◆ Request:
Find each line holding the word "image" and give the total alone.

◆ Material shown:
^^^^^^^^^^^^^^^^

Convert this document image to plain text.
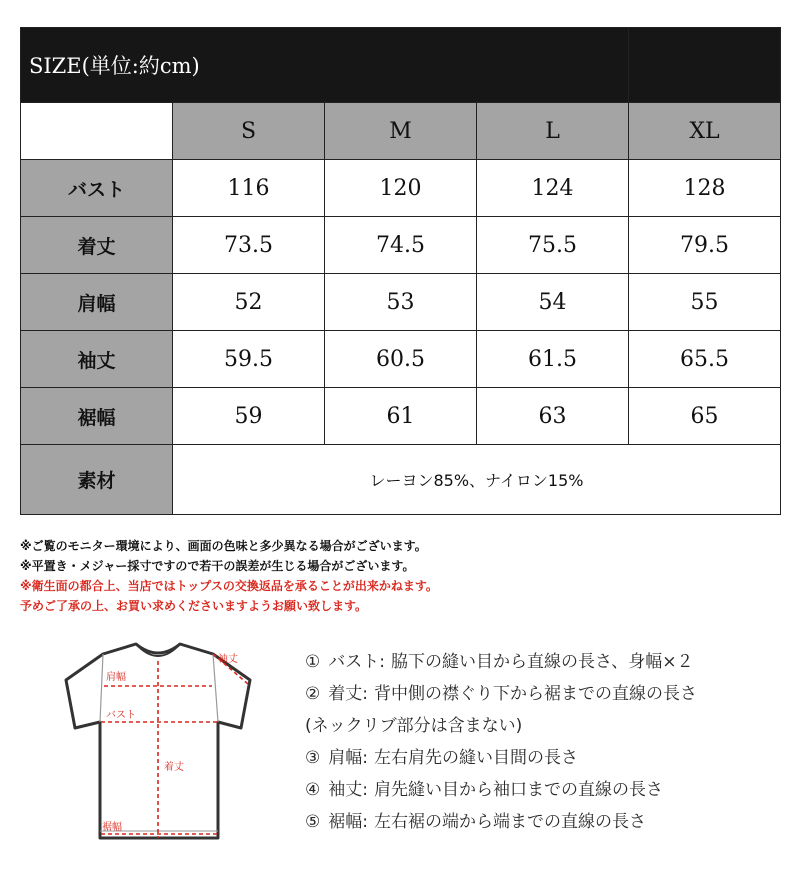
SIZE(単位:約cm)				
	S	M	L	XL
バスト	116	120	124	128
着丈	73.5	74.5	75.5	79.5
肩幅	52	53	54	55
袖丈	59.5	60.5	61.5	65.5
裾幅	59	61	63	65
素材	レーヨン85%、ナイロン15%			
※ご覧のモニター環境により、画面の色味と多少異なる場合がございます。
※平置き・メジャー採寸ですので若干の誤差が生じる場合がございます。
※衛生面の都合上、当店ではトップスの交換返品を承ることが出来かねます。
予めご了承の上、お買い求めくださいますようお願い致します。
袖丈
肩幅
バスト
着丈
裾幅
① バスト: 脇下の縫い目から直線の長さ、身幅×２
② 着丈: 背中側の襟ぐり下から裾までの直線の長さ
(ネックリブ部分は含まない)
③ 肩幅: 左右肩先の縫い目間の長さ
④ 袖丈: 肩先縫い目から袖口までの直線の長さ
⑤ 裾幅: 左右裾の端から端までの直線の長さ
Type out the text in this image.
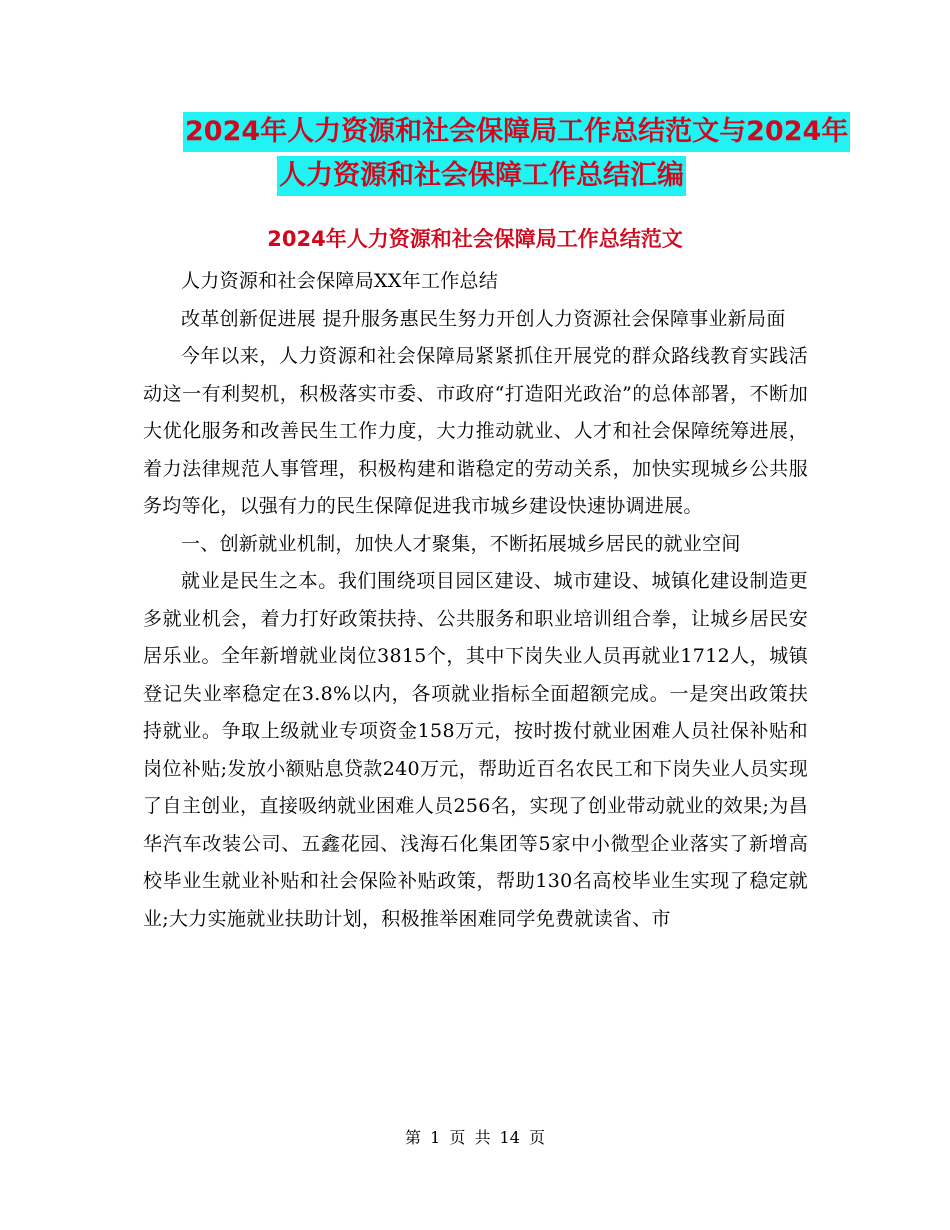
2024年人力资源和社会保障局工作总结范文与2024年
人力资源和社会保障工作总结汇编
2024年人力资源和社会保障局工作总结范文

人力资源和社会保障局XX年工作总结

改革创新促进展 提升服务惠民生努力开创人力资源社会保障事业新局面

今年以来，人力资源和社会保障局紧紧抓住开展党的群众路线教育实践活动这一有利契机，积极落实市委、市政府“打造阳光政治”的总体部署，不断加大优化服务和改善民生工作力度，大力推动就业、人才和社会保障统筹进展，着力法律规范人事管理，积极构建和谐稳定的劳动关系，加快实现城乡公共服务均等化，以强有力的民生保障促进我市城乡建设快速协调进展。

一、创新就业机制，加快人才聚集，不断拓展城乡居民的就业空间

就业是民生之本。我们围绕项目园区建设、城市建设、城镇化建设制造更多就业机会，着力打好政策扶持、公共服务和职业培训组合拳，让城乡居民安居乐业。全年新增就业岗位3815个，其中下岗失业人员再就业1712人，城镇登记失业率稳定在3.8%以内，各项就业指标全面超额完成。一是突出政策扶持就业。争取上级就业专项资金158万元，按时拨付就业困难人员社保补贴和岗位补贴;发放小额贴息贷款240万元，帮助近百名农民工和下岗失业人员实现了自主创业，直接吸纳就业困难人员256名，实现了创业带动就业的效果;为昌华汽车改装公司、五鑫花园、浅海石化集团等5家中小微型企业落实了新增高校毕业生就业补贴和社会保险补贴政策，帮助130名高校毕业生实现了稳定就业;大力实施就业扶助计划，积极推举困难同学免费就读省、市

第 1 页 共 14 页
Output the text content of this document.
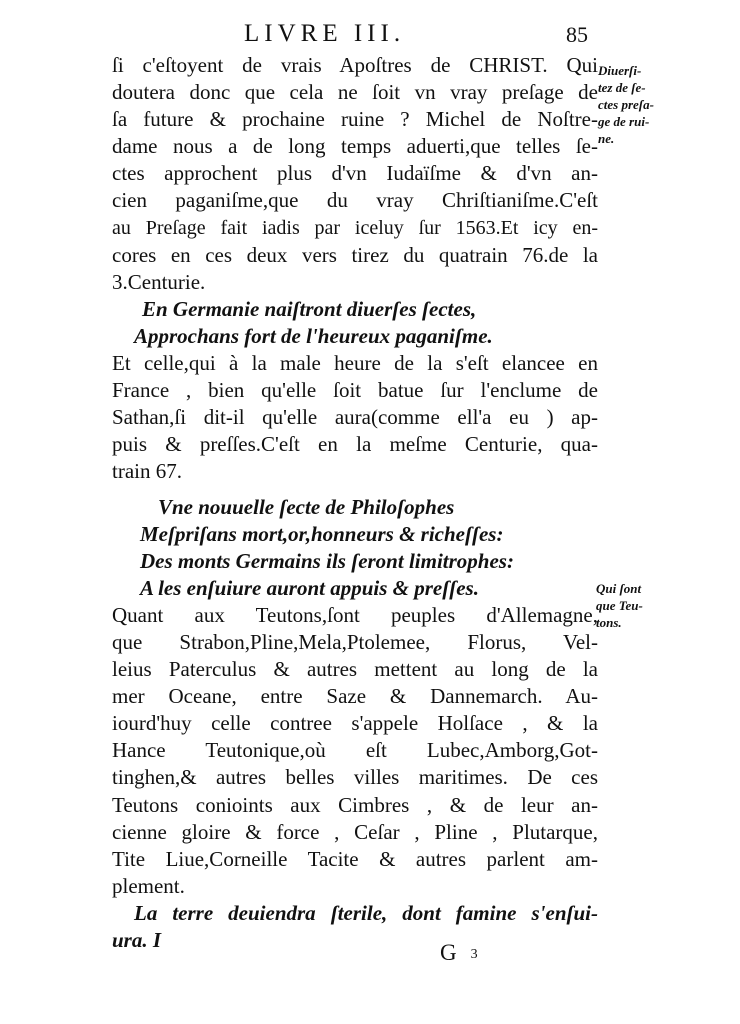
LIVRE III.	85
ſi c'eſtoyent de vrais Apoſtres de CHRIST. Qui
doutera donc que cela ne ſoit vn vray preſage de
ſa future & prochaine ruine ? Michel de Noſtre-
dame nous a de long temps aduerti,que telles ſe-
ctes approchent plus d'vn Iudaïſme & d'vn an-
cien paganiſme,que du vray Chriſtianiſme.C'eſt
au Preſage fait iadis par iceluy ſur 1563.Et icy en-
cores en ces deux vers tirez du quatrain 76.de la
3.Centurie.
En Germanie naiſtront diuerſes ſectes,
Approchans fort de l'heureux paganiſme.
Et celle,qui à la male heure de la s'eſt elancee en
France , bien qu'elle ſoit batue ſur l'enclume de
Sathan,ſi dit-il qu'elle aura(comme ell'a eu ) ap-
puis & preſſes.C'eſt en la meſme Centurie, qua-
train 67.
Vne nouuelle ſecte de Philoſophes
Meſpriſans mort,or,honneurs & richeſſes:
Des monts Germains ils ſeront limitrophes:
A les enſuiure auront appuis & preſſes.
Quant aux Teutons,ſont peuples d'Allemagne,
que Strabon,Pline,Mela,Ptolemee, Florus, Vel-
leius Paterculus & autres mettent au long de la
mer Oceane, entre Saze & Dannemarch. Au-
iourd'huy celle contree s'appele Holſace , & la
Hance Teutonique,où eſt Lubec,Amborg,Got-
tinghen,& autres belles villes maritimes. De ces
Teutons conioints aux Cimbres , & de leur an-
cienne gloire & force , Ceſar , Pline , Plutarque,
Tite Liue,Corneille Tacite & autres parlent am-
plement.
La terre deuiendra ſterile, dont famine s'enſui-
ura. I
Diuerſi-
tez de ſe-
ctes preſa-
ge de rui-
ne.
Qui ſont
que Teu-
tons.
G 3
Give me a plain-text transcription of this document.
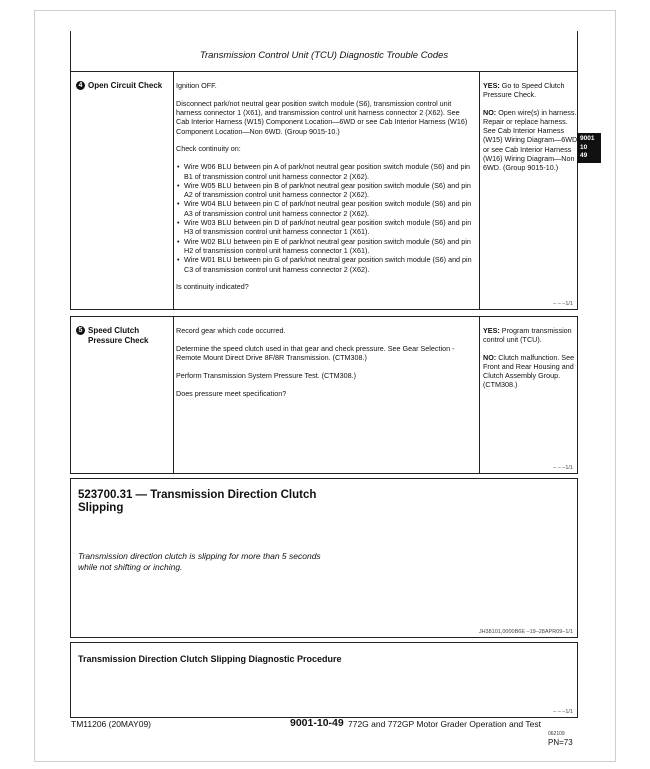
Transmission Control Unit (TCU) Diagnostic Trouble Codes
4 Open Circuit Check Ignition OFF.

Disconnect park/not neutral gear position switch module (S6), transmission control unit harness connector 1 (X61), and transmission control unit harness connector 2 (X62). See Cab Interior Harness (W15) Component Location—6WD or see Cab Interior Harness (W16) Component Location—Non 6WD. (Group 9015-10.)

Check continuity on:

• Wire W06 BLU between pin A of park/not neutral gear position switch module (S6) and pin B1 of transmission control unit harness connector 2 (X62).
• Wire W05 BLU between pin B of park/not neutral gear position switch module (S6) and pin A2 of transmission control unit harness connector 2 (X62).
• Wire W04 BLU between pin C of park/not neutral gear position switch module (S6) and pin A3 of transmission control unit harness connector 2 (X62).
• Wire W03 BLU between pin D of park/not neutral gear position switch module (S6) and pin H3 of transmission control unit harness connector 1 (X61).
• Wire W02 BLU between pin E of park/not neutral gear position switch module (S6) and pin H2 of transmission control unit harness connector 1 (X61).
• Wire W01 BLU between pin G of park/not neutral gear position switch module (S6) and pin C3 of transmission control unit harness connector 2 (X62).

Is continuity indicated?

YES: Go to Speed Clutch Pressure Check.

NO: Open wire(s) in harness. Repair or replace harness. See Cab Interior Harness (W15) Wiring Diagram—6WD or see Cab Interior Harness (W16) Wiring Diagram—Non 6WD. (Group 9015-10.)

– – –1/1
9001
10
49
5 Speed Clutch Pressure Check

Record gear which code occurred.

Determine the speed clutch used in that gear and check pressure. See Gear Selection - Remote Mount Direct Drive 8F/8R Transmission. (CTM308.)

Perform Transmission System Pressure Test. (CTM308.)

Does pressure meet specification?

YES: Program transmission control unit (TCU).

NO: Clutch malfunction. See Front and Rear Housing and Clutch Assembly Group. (CTM308.)

– – –1/1
523700.31 — Transmission Direction Clutch Slipping
Transmission direction clutch is slipping for more than 5 seconds while not shifting or inching.
JH38101,0000B6E –19–28APR09–1/1
Transmission Direction Clutch Slipping Diagnostic Procedure
– – –1/1
TM11206 (20MAY09)	9001-10-49 772G and 772GP Motor Grader Operation and Test
062109
PN=73
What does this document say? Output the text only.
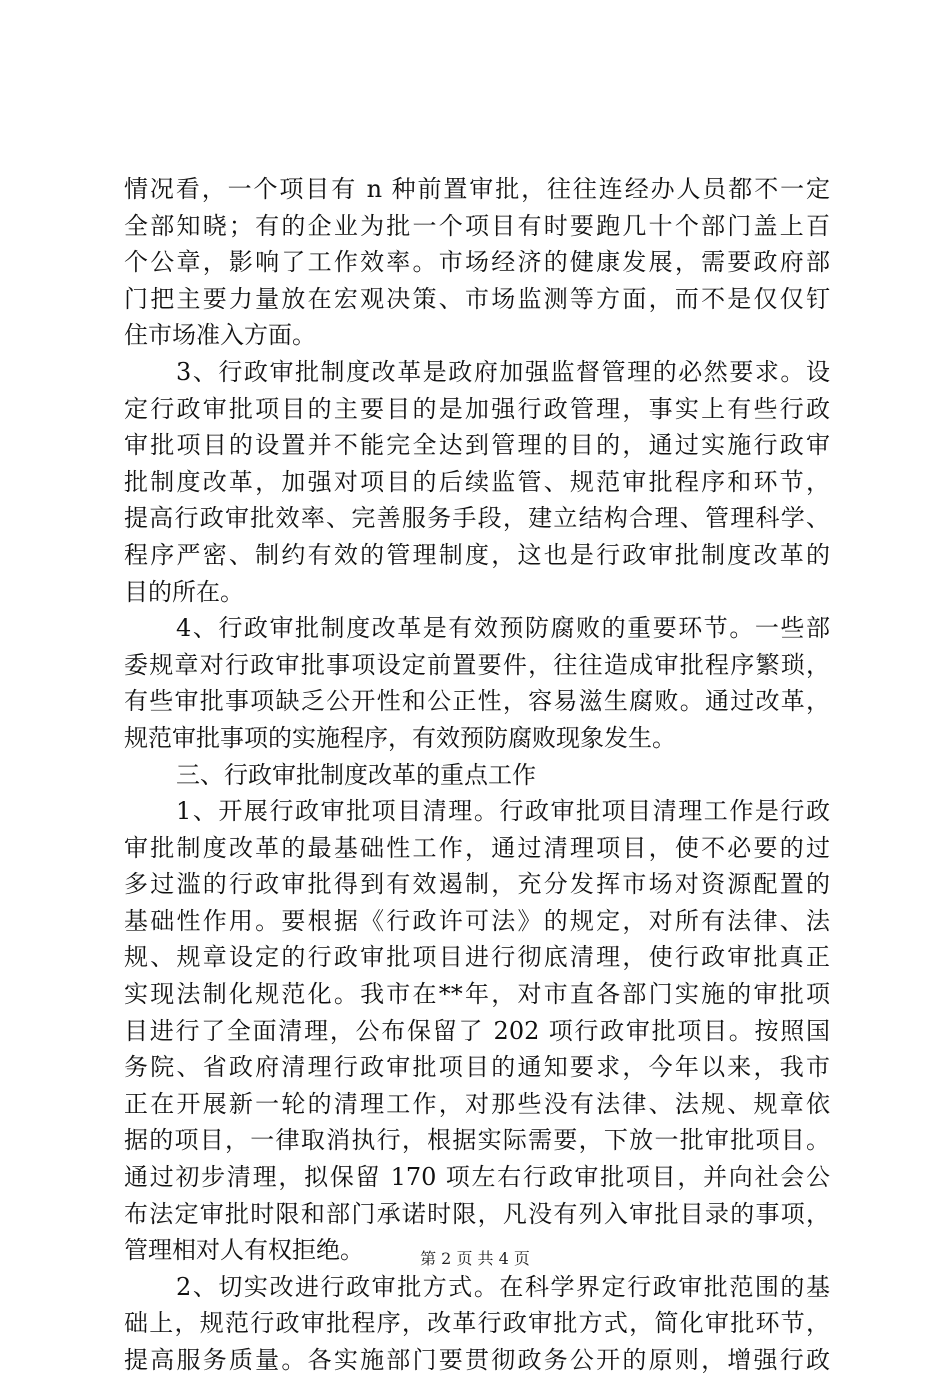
情况看，一个项目有 n 种前置审批，往往连经办人员都不一定
全部知晓；有的企业为批一个项目有时要跑几十个部门盖上百
个公章，影响了工作效率。市场经济的健康发展，需要政府部
门把主要力量放在宏观决策、市场监测等方面，而不是仅仅钉
住市场准入方面。
3、行政审批制度改革是政府加强监督管理的必然要求。设
定行政审批项目的主要目的是加强行政管理，事实上有些行政
审批项目的设置并不能完全达到管理的目的，通过实施行政审
批制度改革，加强对项目的后续监管、规范审批程序和环节，
提高行政审批效率、完善服务手段，建立结构合理、管理科学、
程序严密、制约有效的管理制度，这也是行政审批制度改革的
目的所在。
4、行政审批制度改革是有效预防腐败的重要环节。一些部
委规章对行政审批事项设定前置要件，往往造成审批程序繁琐，
有些审批事项缺乏公开性和公正性，容易滋生腐败。通过改革，
规范审批事项的实施程序，有效预防腐败现象发生。
三、行政审批制度改革的重点工作
1、开展行政审批项目清理。行政审批项目清理工作是行政
审批制度改革的最基础性工作，通过清理项目，使不必要的过
多过滥的行政审批得到有效遏制，充分发挥市场对资源配置的
基础性作用。要根据《行政许可法》的规定，对所有法律、法
规、规章设定的行政审批项目进行彻底清理，使行政审批真正
实现法制化规范化。我市在**年，对市直各部门实施的审批项
目进行了全面清理，公布保留了 202 项行政审批项目。按照国
务院、省政府清理行政审批项目的通知要求，今年以来，我市
正在开展新一轮的清理工作，对那些没有法律、法规、规章依
据的项目，一律取消执行，根据实际需要，下放一批审批项目。
通过初步清理，拟保留 170 项左右行政审批项目，并向社会公
布法定审批时限和部门承诺时限，凡没有列入审批目录的事项，
管理相对人有权拒绝。
2、切实改进行政审批方式。在科学界定行政审批范围的基
础上，规范行政审批程序，改革行政审批方式，简化审批环节，
提高服务质量。各实施部门要贯彻政务公开的原则，增强行政
第 2 页 共 4 页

^^^^^^^^^^^^^^^^

◆ Answer:
2